WHAT IS NEEDED: In the records below, find the line that contains "Extract the chart's". Retype that line and all the lines after it through the end, leaving out the pictures.

THE DATA:

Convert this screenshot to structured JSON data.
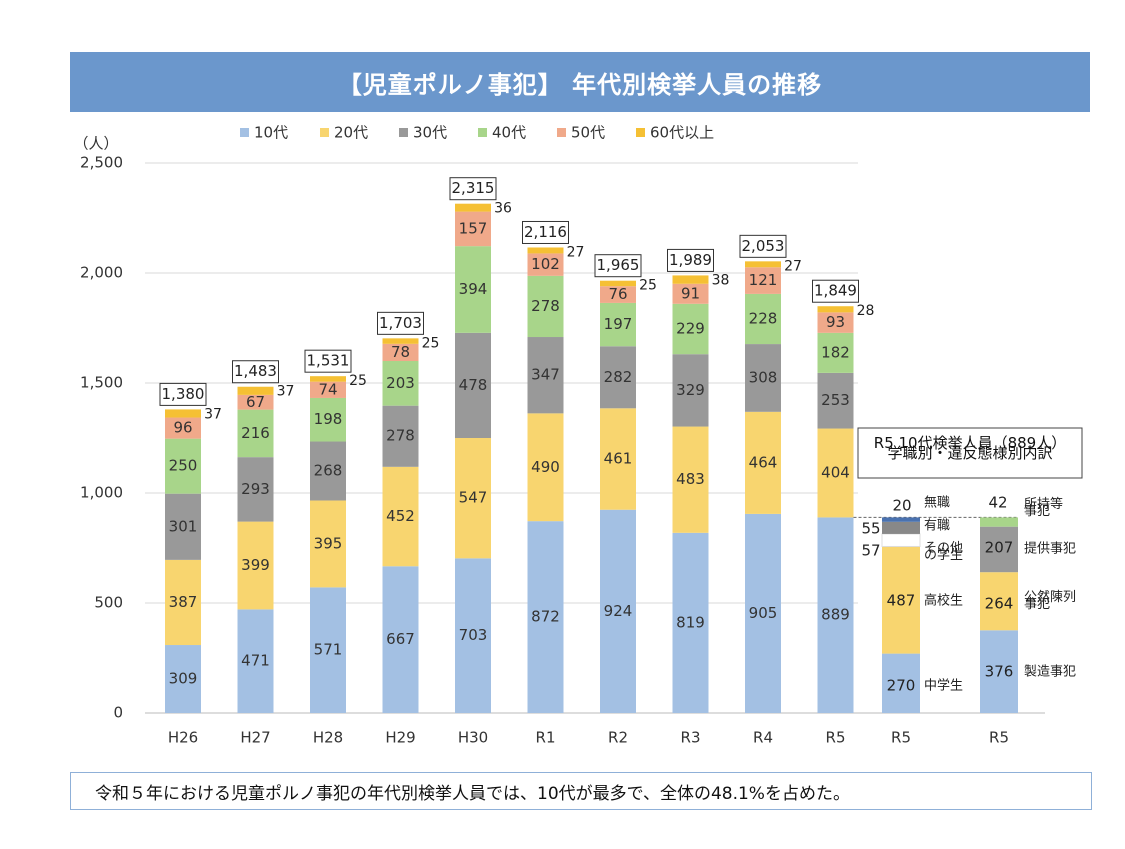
{
  "header": {
    "title": "【児童ポルノ事犯】 年代別検挙人員の推移"
  },
  "note": "令和５年における児童ポルノ事犯の年代別検挙人員では、10代が最多で、全体の48.1%を占めた。",
  "colors": {
    "10代": "#a3c0e3",
    "20代": "#f8d56f",
    "30代": "#999999",
    "40代": "#a8d58a",
    "50代": "#f0a98a",
    "60代以上": "#f5c034",
    "無職": "#4a72b0",
    "有職": "#888888",
    "その他の学生": "#ffffff",
    "grid": "#d9d9d9",
    "box": "#333333"
  },
  "chart_data": [
    {
      "type": "bar",
      "stacked": true,
      "categories": [
        "H26",
        "H27",
        "H28",
        "H29",
        "H30",
        "R1",
        "R2",
        "R3",
        "R4",
        "R5"
      ],
      "ylabel": "（人）",
      "ylim": [
        0,
        2500
      ],
      "yticks": [
        "0",
        "500",
        "1,000",
        "1,500",
        "2,000",
        "2,500"
      ],
      "grid": true,
      "legend_position": "top",
      "series": [
        {
          "name": "10代",
          "values": [
            309,
            471,
            571,
            667,
            703,
            872,
            924,
            819,
            905,
            889
          ]
        },
        {
          "name": "20代",
          "values": [
            387,
            399,
            395,
            452,
            547,
            490,
            461,
            483,
            464,
            404
          ]
        },
        {
          "name": "30代",
          "values": [
            301,
            293,
            268,
            278,
            478,
            347,
            282,
            329,
            308,
            253
          ]
        },
        {
          "name": "40代",
          "values": [
            250,
            216,
            198,
            203,
            394,
            278,
            197,
            229,
            228,
            182
          ]
        },
        {
          "name": "50代",
          "values": [
            96,
            67,
            74,
            78,
            157,
            102,
            76,
            91,
            121,
            93
          ]
        },
        {
          "name": "60代以上",
          "values": [
            37,
            37,
            25,
            25,
            36,
            27,
            25,
            38,
            27,
            28
          ]
        }
      ],
      "totals": [
        "1,380",
        "1,483",
        "1,531",
        "1,703",
        "2,315",
        "2,116",
        "1,965",
        "1,989",
        "2,053",
        "1,849"
      ]
    },
    {
      "type": "bar",
      "stacked": true,
      "category": "R5",
      "title": "R5 10代検挙人員（889人）\n学職別・違反態様別内訳",
      "breakdown": "学職別",
      "segments": [
        {
          "name": "中学生",
          "value": 270
        },
        {
          "name": "高校生",
          "value": 487
        },
        {
          "name": "その他\nの学生",
          "value": 57
        },
        {
          "name": "有職",
          "value": 55
        },
        {
          "name": "無職",
          "value": 20
        }
      ]
    },
    {
      "type": "bar",
      "stacked": true,
      "category": "R5",
      "breakdown": "違反態様別",
      "segments": [
        {
          "name": "製造事犯",
          "value": 376
        },
        {
          "name": "公然陳列\n事犯",
          "value": 264
        },
        {
          "name": "提供事犯",
          "value": 207
        },
        {
          "name": "所持等\n事犯",
          "value": 42
        }
      ]
    }
  ]
}
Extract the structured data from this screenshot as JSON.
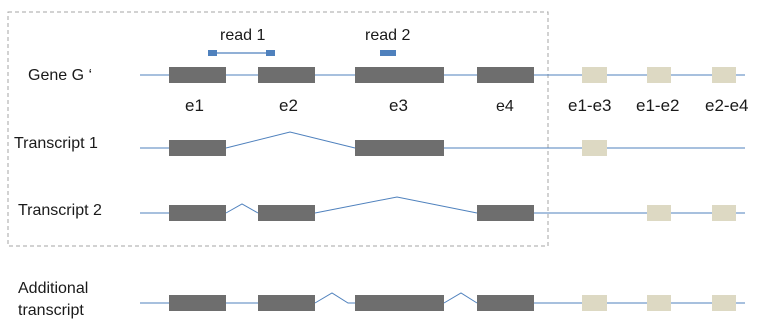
{
  "reads": {
    "read1": "read 1",
    "read2": "read 2"
  },
  "rows": {
    "gene": "Gene  G ‘",
    "transcript1": "Transcript 1",
    "transcript2": "Transcript 2",
    "additional_line1": "Additional",
    "additional_line2": "transcript"
  },
  "exons": {
    "e1": "e1",
    "e2": "e2",
    "e3": "e3",
    "e4": "e4"
  },
  "junctions": {
    "j13": "e1-e3",
    "j12": "e1-e2",
    "j24": "e2-e4"
  },
  "colors": {
    "exon": "#6e6e6e",
    "junction": "#ddd9c3",
    "line": "#4f81bd",
    "read": "#4f81bd",
    "frame": "#a6a6a6"
  }
}
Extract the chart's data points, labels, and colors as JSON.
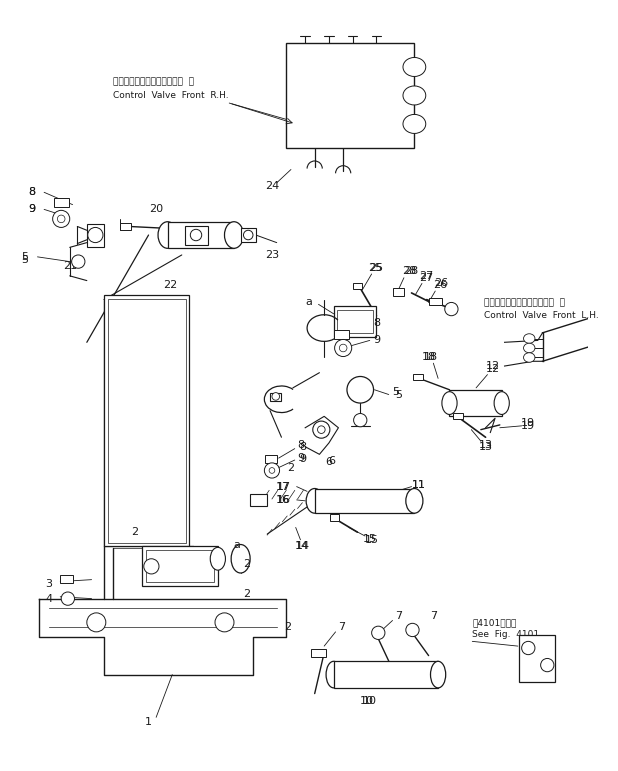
{
  "bg": "#ffffff",
  "lc": "#1a1a1a",
  "lw": 0.7,
  "figsize": [
    6.18,
    7.71
  ],
  "dpi": 100,
  "labels_rh": [
    "コントロールバルブフロント  右",
    "Control  Valve  Front  R.H."
  ],
  "labels_lh": [
    "コントロールバルブフロント  左",
    "Control  Valve  Front  L.H."
  ],
  "labels_fig": [
    "第4101図参照",
    "See  Fig.  4101"
  ]
}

FULL OUTPUT:
Extract the chart's data points, labels, and colors as JSON.
{
  "bg": "#ffffff",
  "lc": "#1a1a1a",
  "lw": 0.7,
  "figsize": [
    6.18,
    7.71
  ],
  "dpi": 100,
  "labels_rh": [
    "コントロールバルブフロント  右",
    "Control  Valve  Front  R.H."
  ],
  "labels_lh": [
    "コントロールバルブフロント  左",
    "Control  Valve  Front  L.H."
  ],
  "labels_fig": [
    "第4101図参照",
    "See  Fig.  4101"
  ]
}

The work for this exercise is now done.